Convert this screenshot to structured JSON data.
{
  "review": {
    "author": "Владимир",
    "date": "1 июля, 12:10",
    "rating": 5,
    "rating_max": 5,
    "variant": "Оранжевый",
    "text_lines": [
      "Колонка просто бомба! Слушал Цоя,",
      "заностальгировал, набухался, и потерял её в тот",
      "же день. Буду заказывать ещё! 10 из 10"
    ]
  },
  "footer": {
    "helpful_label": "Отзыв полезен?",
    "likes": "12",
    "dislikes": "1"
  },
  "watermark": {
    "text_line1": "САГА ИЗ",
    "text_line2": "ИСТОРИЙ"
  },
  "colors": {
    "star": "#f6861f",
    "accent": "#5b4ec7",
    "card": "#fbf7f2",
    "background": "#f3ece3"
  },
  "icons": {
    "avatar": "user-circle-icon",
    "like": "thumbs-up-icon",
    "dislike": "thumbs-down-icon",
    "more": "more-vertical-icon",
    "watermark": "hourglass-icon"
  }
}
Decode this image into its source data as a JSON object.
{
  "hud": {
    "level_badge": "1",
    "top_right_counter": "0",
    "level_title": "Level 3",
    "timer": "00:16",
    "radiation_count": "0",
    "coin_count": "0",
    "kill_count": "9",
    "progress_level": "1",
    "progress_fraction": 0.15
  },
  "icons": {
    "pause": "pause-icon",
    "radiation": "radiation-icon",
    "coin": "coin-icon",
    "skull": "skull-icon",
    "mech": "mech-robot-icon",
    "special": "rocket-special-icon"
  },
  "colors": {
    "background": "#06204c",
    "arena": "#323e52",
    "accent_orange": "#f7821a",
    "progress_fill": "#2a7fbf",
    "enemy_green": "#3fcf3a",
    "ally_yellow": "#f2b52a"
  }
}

---

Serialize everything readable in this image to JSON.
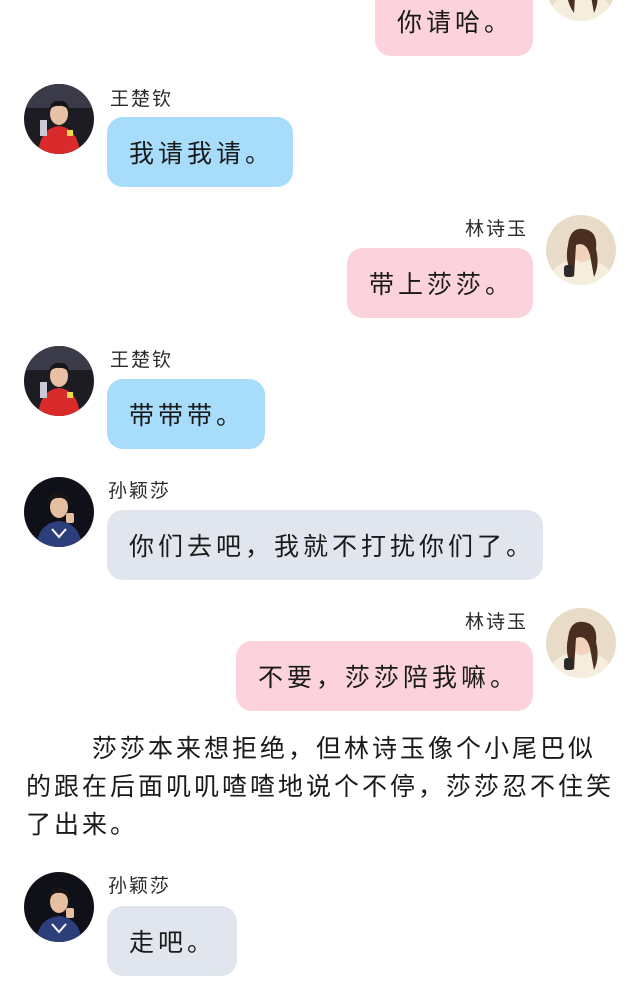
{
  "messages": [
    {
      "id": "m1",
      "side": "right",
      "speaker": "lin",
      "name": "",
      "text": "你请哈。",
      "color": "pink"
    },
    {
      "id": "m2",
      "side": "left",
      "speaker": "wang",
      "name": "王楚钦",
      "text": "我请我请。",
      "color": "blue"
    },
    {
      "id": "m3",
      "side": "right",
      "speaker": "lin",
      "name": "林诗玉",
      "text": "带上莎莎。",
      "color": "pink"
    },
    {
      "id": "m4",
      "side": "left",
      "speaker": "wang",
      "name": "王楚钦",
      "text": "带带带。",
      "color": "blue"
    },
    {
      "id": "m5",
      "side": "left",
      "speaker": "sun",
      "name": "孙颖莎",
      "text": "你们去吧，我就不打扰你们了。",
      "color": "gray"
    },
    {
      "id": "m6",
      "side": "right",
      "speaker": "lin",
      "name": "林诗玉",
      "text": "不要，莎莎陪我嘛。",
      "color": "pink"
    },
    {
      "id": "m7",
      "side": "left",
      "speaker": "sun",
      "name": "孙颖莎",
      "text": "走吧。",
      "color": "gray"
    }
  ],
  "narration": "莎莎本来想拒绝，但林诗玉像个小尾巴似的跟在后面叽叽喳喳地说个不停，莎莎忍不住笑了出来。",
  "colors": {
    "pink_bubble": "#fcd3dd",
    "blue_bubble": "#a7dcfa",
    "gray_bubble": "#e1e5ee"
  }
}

Work instructions: Going through the entries above, tally each line that has the word "thumbs". Answer with the number only.

Result of this task: 2